**Aim**: Note each line that includes the word "недействительным". Copy those lines.

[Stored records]

>>>>

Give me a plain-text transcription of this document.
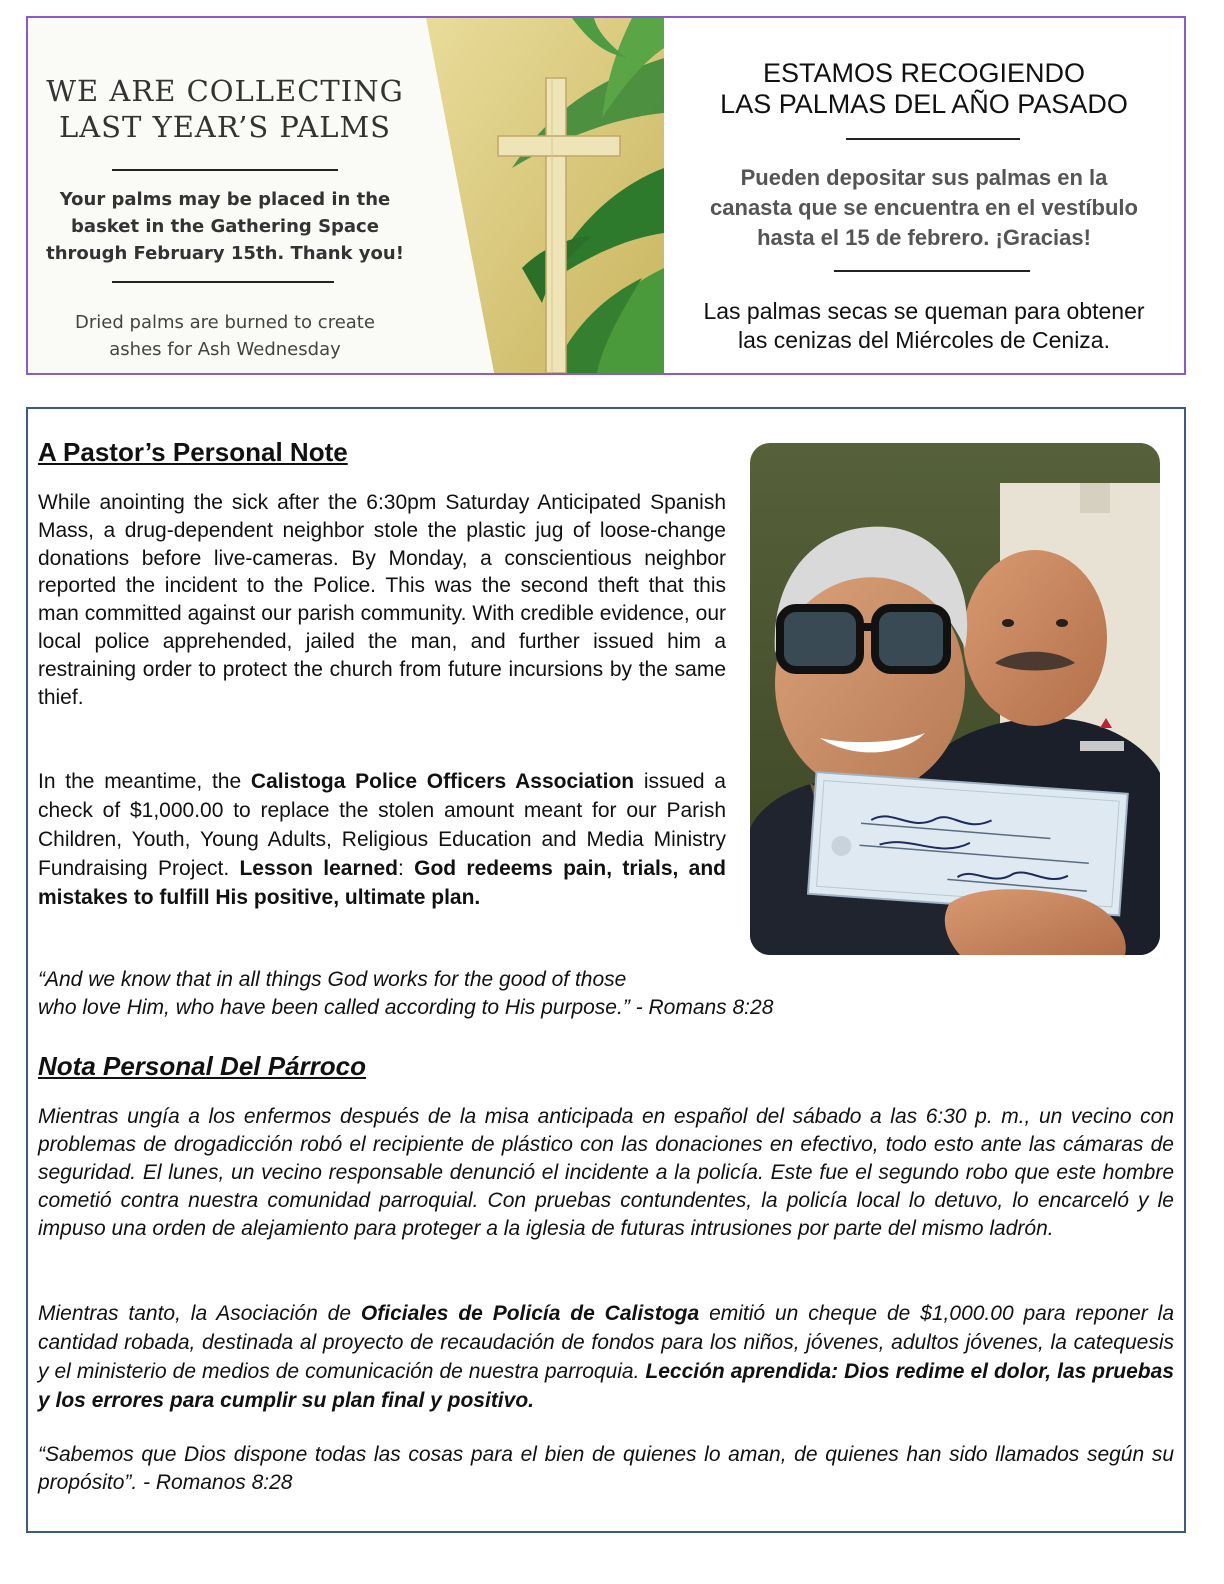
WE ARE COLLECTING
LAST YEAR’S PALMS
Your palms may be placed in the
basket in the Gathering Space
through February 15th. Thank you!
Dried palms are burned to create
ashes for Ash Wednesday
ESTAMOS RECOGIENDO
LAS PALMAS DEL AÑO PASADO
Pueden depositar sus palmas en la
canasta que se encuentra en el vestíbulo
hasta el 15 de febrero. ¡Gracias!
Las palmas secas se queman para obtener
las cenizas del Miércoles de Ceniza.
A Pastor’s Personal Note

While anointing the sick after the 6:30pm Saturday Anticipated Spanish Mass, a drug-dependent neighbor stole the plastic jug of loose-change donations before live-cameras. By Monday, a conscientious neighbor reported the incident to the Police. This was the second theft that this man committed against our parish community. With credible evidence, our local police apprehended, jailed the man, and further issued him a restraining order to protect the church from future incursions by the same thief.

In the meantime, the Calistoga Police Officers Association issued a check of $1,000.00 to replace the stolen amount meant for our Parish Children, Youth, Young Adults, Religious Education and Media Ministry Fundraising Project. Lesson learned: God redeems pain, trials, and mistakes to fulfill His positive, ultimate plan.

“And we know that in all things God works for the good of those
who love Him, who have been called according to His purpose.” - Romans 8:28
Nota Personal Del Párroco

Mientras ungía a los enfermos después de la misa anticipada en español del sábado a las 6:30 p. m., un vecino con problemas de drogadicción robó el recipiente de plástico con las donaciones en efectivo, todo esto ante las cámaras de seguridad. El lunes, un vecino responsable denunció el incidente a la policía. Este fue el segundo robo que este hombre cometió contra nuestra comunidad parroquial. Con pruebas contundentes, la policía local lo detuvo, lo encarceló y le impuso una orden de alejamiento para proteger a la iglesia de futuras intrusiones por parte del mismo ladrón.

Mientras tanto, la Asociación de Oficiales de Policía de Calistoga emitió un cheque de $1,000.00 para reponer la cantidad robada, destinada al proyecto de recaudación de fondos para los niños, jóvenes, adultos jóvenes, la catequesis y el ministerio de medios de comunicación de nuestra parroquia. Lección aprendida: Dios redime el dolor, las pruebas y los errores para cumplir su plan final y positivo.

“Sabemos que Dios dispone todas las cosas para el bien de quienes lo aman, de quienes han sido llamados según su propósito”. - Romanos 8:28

<<<<
>>>>

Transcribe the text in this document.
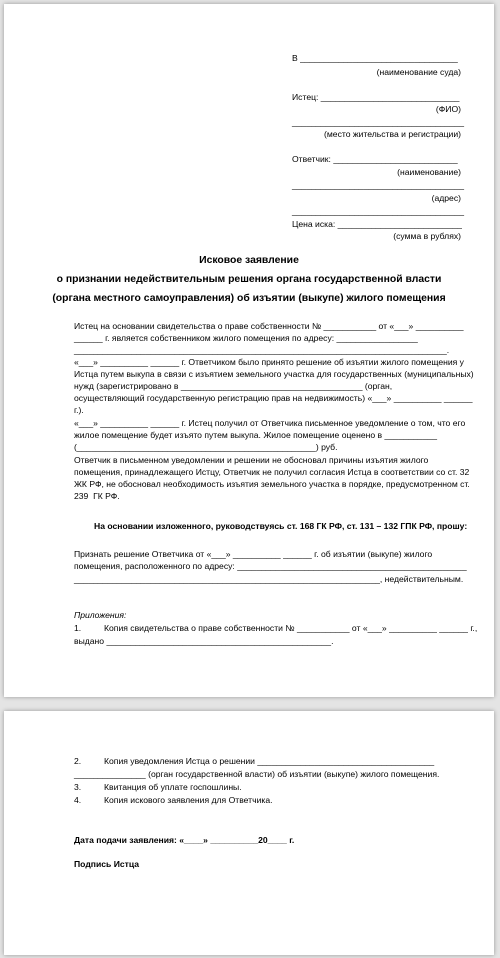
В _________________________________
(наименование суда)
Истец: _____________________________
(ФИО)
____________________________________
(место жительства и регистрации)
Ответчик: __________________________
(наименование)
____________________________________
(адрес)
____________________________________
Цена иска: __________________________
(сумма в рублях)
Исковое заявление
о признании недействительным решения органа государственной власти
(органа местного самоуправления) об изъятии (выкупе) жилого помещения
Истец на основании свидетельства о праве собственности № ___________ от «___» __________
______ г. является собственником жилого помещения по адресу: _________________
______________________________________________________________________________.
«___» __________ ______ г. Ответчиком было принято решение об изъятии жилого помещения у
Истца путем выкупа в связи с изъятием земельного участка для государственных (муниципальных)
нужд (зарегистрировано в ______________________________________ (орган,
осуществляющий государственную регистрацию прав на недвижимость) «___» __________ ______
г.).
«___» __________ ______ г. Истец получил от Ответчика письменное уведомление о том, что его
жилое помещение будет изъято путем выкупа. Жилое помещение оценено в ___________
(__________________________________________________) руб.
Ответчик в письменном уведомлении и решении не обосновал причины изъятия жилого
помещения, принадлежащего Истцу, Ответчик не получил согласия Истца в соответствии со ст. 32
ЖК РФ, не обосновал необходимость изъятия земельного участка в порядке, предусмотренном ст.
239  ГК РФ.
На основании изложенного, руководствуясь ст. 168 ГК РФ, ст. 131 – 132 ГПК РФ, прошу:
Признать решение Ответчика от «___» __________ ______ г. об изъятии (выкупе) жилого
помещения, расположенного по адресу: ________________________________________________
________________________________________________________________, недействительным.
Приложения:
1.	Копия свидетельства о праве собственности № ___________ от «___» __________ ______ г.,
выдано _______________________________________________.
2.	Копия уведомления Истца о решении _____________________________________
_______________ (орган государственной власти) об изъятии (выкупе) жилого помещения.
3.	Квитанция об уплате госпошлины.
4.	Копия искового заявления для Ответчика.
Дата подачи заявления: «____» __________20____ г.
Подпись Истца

<<<<
>>>>

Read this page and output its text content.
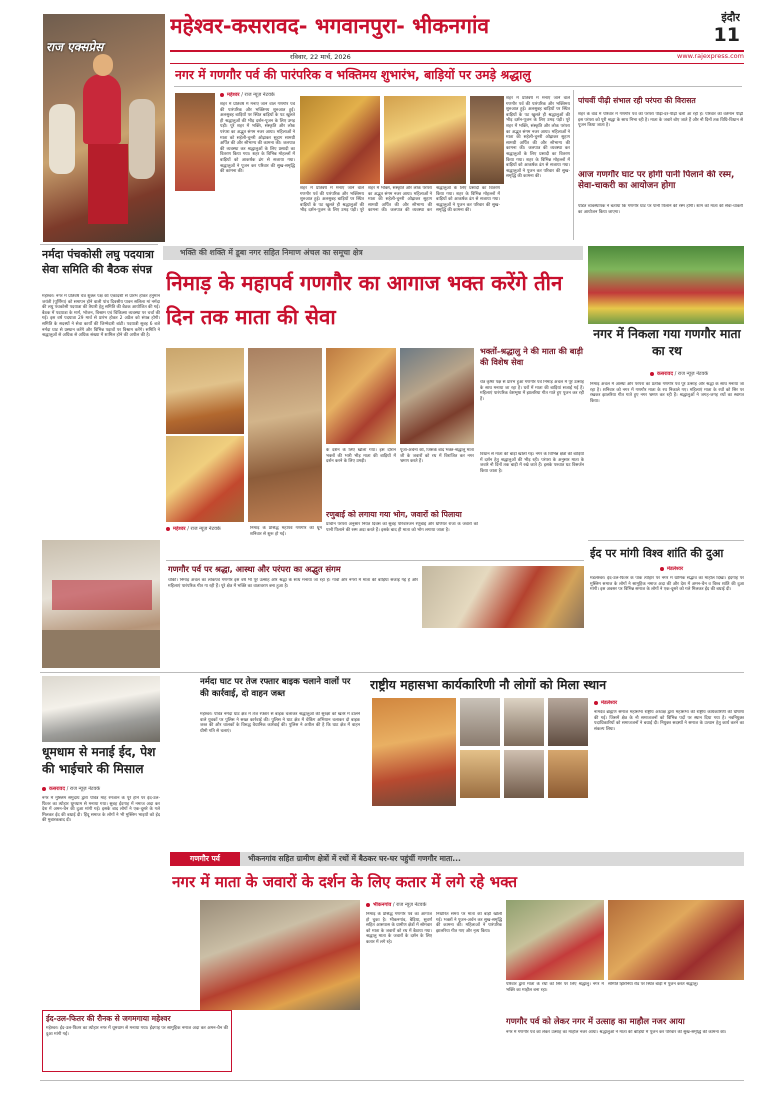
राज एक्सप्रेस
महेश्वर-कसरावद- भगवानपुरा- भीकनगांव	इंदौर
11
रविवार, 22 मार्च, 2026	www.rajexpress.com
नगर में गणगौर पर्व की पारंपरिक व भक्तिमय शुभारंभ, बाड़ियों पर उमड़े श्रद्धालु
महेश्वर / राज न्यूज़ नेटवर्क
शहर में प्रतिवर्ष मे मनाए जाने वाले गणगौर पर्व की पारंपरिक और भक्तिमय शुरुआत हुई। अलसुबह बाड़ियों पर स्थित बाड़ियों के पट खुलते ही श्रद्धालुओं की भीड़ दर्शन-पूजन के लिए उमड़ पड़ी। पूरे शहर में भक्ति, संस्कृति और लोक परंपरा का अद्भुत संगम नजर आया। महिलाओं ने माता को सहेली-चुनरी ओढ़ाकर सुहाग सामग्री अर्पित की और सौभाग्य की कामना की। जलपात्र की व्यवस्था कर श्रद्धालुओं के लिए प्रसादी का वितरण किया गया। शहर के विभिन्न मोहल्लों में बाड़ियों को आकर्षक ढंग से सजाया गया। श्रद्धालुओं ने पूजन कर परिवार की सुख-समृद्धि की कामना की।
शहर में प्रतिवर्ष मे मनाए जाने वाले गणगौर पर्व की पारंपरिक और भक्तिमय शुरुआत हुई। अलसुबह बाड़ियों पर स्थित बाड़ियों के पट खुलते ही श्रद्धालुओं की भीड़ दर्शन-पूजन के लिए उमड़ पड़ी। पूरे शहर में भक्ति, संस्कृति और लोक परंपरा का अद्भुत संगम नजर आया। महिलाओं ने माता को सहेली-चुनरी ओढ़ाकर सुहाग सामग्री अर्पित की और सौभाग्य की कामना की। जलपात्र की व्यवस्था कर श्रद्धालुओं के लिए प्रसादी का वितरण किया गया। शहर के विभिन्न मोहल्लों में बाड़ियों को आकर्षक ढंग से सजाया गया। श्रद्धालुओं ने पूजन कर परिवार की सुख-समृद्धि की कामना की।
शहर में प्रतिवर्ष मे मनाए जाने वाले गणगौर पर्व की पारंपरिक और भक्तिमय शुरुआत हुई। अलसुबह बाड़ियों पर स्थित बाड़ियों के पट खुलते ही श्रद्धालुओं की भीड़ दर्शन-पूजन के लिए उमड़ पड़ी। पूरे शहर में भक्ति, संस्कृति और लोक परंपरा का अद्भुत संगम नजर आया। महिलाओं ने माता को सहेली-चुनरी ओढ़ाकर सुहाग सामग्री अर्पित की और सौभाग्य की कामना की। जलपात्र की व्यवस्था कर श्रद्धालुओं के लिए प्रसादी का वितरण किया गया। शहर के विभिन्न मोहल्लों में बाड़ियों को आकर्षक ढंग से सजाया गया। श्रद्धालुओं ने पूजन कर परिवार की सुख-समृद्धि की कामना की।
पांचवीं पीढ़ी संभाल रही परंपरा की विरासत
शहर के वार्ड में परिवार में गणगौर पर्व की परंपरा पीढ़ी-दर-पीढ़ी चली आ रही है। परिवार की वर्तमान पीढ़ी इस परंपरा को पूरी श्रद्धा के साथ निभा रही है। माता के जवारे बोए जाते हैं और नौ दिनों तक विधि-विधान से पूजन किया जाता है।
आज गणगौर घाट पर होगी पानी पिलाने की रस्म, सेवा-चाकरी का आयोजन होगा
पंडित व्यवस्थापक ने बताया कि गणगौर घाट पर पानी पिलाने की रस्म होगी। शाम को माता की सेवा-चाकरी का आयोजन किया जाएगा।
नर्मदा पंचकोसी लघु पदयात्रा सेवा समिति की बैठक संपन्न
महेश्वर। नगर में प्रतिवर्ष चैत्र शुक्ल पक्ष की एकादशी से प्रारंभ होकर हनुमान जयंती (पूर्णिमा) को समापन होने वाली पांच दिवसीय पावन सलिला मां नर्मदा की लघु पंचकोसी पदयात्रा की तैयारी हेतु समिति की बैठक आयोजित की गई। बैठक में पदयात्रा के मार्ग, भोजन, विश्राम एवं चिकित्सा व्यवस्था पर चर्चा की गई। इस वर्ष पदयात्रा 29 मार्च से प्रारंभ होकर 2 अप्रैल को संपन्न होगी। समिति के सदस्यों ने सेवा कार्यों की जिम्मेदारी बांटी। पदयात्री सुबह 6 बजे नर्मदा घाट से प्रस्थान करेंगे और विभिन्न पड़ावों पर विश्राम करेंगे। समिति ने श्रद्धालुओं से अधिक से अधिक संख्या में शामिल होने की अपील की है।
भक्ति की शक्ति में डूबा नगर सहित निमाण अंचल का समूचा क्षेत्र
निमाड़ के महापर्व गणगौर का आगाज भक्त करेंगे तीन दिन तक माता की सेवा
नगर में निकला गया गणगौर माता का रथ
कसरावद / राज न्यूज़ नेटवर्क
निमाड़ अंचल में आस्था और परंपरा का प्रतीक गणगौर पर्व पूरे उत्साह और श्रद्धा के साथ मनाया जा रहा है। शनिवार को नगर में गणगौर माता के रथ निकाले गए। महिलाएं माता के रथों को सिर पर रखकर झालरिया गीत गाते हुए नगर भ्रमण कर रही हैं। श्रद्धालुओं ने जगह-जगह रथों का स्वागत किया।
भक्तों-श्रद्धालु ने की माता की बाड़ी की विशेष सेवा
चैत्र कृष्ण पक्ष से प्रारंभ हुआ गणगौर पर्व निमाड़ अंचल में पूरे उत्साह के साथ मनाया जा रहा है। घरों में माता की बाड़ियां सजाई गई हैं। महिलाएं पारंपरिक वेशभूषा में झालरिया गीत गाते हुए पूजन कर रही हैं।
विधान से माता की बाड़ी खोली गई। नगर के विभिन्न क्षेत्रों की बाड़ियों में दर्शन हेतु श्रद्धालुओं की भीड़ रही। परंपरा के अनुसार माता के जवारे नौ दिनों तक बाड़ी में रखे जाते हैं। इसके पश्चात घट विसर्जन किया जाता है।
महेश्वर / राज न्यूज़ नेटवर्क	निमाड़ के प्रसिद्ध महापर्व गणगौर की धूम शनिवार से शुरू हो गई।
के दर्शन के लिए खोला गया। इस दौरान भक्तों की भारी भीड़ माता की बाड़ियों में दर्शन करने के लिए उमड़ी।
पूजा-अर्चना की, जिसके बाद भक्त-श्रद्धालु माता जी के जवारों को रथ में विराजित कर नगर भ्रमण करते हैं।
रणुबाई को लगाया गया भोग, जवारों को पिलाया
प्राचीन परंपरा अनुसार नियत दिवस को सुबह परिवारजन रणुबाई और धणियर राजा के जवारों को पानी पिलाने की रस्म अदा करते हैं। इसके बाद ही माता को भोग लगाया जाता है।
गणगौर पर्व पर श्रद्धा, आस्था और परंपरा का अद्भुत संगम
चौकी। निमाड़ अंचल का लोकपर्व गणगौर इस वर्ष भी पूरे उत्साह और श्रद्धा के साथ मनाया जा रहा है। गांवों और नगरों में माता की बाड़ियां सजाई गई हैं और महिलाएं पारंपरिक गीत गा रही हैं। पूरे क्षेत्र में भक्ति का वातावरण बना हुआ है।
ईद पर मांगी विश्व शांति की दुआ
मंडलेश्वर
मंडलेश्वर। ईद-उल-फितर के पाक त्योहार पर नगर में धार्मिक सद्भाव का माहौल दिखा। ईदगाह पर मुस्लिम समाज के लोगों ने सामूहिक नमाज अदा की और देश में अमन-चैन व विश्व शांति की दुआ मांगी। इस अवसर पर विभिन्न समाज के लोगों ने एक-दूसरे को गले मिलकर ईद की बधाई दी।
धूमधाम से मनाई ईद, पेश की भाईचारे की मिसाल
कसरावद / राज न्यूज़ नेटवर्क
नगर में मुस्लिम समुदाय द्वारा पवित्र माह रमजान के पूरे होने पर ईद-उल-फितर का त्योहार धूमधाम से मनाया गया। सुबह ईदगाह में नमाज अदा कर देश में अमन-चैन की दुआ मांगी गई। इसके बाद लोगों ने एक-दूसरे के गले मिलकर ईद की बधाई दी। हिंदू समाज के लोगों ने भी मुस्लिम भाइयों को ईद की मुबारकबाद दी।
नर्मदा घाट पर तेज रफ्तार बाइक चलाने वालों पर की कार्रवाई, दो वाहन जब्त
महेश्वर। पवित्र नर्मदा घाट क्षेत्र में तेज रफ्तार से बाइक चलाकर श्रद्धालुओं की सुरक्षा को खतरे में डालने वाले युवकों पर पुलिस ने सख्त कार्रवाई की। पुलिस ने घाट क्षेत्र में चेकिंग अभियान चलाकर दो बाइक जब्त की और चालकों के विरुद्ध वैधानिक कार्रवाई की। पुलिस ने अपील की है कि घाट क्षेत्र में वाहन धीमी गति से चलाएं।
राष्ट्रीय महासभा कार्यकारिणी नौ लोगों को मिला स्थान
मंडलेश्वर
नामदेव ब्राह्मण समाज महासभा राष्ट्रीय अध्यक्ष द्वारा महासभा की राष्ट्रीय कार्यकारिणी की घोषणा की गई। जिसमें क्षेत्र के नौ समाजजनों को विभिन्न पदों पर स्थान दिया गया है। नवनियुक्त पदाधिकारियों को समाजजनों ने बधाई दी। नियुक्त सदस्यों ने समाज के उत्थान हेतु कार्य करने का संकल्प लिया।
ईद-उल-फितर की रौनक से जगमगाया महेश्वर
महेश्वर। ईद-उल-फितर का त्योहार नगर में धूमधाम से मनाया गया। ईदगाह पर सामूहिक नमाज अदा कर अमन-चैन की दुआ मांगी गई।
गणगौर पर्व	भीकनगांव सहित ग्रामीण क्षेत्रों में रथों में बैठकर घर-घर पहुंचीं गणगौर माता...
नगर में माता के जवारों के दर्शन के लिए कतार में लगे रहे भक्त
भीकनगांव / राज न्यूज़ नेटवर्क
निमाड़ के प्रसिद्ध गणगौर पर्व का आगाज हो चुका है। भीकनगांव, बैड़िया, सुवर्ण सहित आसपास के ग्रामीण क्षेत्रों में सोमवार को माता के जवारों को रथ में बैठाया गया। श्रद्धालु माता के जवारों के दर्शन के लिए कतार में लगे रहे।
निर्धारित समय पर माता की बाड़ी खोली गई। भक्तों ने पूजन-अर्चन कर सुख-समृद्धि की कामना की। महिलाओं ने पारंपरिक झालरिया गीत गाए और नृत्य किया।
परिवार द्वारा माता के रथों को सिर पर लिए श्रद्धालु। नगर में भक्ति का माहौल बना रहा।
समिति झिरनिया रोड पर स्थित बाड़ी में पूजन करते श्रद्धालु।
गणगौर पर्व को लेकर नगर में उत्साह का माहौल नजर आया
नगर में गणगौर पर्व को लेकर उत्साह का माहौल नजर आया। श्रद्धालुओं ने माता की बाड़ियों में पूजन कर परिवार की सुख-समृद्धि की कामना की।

<<<<

**Response**:
о признании недействительным решения органа государственной власти
________________________________________________________________, недействительным.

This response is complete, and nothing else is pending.